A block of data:
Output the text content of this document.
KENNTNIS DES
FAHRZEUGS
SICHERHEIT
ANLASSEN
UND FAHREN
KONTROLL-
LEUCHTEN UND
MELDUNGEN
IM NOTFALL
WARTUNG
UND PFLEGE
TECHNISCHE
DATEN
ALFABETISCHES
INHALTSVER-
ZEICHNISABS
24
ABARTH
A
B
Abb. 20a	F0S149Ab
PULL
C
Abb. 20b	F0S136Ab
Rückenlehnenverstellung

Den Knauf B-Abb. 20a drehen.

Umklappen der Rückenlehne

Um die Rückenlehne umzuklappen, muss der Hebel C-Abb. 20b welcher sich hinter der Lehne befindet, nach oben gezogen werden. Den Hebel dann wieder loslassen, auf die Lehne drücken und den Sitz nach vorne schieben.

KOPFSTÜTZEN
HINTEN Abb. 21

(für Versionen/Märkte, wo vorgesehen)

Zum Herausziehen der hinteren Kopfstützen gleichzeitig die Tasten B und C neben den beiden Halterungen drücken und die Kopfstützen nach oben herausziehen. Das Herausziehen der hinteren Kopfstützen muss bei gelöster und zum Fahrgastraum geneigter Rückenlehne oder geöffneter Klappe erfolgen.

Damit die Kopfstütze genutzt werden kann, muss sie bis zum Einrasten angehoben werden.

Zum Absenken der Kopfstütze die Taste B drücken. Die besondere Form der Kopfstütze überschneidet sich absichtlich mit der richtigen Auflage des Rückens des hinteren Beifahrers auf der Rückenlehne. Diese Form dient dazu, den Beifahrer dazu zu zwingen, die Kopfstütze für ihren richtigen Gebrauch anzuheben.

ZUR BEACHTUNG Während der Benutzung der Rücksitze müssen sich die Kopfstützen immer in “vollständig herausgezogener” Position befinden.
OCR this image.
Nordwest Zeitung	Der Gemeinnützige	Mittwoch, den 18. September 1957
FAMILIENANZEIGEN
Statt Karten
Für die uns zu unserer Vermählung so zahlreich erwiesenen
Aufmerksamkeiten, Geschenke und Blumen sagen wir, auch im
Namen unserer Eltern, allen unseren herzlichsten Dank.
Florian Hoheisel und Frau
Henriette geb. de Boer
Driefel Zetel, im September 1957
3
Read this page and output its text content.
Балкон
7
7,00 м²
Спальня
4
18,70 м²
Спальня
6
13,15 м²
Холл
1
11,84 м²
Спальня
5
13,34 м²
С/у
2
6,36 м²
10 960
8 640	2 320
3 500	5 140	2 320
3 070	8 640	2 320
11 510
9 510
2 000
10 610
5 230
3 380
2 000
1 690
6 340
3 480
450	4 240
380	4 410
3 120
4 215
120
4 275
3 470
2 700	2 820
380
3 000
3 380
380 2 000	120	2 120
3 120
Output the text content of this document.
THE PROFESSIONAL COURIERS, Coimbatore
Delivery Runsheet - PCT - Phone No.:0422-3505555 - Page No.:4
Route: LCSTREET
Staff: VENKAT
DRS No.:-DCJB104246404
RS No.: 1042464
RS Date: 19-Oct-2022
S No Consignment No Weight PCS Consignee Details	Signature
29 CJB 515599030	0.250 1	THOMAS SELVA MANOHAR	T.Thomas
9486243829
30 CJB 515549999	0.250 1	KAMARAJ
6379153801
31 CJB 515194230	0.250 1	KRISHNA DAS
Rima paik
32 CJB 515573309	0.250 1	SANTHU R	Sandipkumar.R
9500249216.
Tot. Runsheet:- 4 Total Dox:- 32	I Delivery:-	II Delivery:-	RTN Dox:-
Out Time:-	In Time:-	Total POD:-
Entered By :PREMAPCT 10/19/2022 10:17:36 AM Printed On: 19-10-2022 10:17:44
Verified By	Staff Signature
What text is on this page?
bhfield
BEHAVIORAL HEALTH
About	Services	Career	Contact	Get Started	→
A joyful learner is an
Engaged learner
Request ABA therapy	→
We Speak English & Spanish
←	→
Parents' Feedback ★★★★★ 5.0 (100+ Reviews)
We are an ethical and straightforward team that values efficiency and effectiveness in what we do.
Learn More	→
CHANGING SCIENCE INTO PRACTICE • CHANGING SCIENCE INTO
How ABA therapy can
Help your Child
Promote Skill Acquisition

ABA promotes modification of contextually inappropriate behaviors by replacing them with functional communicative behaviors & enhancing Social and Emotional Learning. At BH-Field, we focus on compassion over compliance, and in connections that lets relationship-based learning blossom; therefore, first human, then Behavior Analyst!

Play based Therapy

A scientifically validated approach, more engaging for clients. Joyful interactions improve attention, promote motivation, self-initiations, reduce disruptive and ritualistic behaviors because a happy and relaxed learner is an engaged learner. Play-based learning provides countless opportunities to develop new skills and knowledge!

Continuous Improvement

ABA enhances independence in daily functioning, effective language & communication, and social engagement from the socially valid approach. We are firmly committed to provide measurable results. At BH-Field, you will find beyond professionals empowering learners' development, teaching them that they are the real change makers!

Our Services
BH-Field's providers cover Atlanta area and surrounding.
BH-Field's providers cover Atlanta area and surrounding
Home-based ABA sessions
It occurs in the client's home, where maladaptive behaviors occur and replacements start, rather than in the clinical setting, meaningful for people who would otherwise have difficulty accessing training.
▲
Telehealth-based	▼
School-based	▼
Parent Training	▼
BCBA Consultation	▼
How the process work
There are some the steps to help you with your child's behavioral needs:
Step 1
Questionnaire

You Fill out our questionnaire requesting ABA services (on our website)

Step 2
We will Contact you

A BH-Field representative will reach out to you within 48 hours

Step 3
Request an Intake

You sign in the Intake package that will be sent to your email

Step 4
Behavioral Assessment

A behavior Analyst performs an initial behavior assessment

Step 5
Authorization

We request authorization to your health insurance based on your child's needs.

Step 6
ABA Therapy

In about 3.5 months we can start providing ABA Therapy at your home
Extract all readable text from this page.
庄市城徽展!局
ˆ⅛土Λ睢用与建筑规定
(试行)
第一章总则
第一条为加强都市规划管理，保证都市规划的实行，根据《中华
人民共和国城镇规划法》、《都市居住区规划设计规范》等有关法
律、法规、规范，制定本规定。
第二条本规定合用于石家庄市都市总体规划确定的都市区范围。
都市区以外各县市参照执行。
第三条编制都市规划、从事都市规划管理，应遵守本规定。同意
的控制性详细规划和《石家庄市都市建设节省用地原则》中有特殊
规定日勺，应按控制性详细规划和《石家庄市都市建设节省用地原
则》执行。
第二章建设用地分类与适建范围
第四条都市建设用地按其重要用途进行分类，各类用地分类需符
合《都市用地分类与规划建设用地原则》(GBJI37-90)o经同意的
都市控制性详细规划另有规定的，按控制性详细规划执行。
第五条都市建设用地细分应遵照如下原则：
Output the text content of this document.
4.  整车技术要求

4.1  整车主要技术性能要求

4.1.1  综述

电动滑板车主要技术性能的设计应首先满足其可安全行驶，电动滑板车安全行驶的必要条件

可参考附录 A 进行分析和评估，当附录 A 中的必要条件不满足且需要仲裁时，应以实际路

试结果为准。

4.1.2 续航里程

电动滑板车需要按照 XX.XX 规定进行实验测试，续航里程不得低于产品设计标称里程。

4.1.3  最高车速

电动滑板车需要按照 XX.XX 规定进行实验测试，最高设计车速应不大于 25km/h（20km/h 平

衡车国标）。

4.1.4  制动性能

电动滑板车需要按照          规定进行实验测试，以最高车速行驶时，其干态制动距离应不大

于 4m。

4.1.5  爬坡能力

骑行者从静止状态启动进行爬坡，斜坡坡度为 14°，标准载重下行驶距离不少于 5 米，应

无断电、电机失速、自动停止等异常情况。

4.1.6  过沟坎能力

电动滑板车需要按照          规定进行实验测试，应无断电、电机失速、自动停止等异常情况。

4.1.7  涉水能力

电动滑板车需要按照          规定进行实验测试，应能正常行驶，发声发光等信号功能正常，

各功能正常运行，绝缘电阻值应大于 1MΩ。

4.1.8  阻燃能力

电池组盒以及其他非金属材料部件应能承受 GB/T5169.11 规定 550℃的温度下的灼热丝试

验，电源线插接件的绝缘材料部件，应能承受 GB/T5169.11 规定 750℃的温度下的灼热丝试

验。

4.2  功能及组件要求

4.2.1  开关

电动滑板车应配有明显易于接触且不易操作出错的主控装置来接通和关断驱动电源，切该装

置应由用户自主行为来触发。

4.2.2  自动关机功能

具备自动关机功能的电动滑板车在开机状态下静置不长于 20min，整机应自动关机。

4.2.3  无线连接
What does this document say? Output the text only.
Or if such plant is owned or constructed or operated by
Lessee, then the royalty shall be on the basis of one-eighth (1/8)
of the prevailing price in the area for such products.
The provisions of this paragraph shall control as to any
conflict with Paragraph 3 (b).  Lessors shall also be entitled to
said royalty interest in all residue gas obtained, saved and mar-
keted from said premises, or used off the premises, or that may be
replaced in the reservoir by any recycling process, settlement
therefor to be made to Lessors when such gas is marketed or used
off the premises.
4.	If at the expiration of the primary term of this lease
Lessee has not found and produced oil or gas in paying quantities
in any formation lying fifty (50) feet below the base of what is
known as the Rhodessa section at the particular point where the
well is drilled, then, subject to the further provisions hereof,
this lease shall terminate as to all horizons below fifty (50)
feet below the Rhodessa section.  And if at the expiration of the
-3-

◆ What the task requires ◆
Only the number is wanted: how many lines of the material above include the word "Lessors"?

◆ Exercise response ◆
2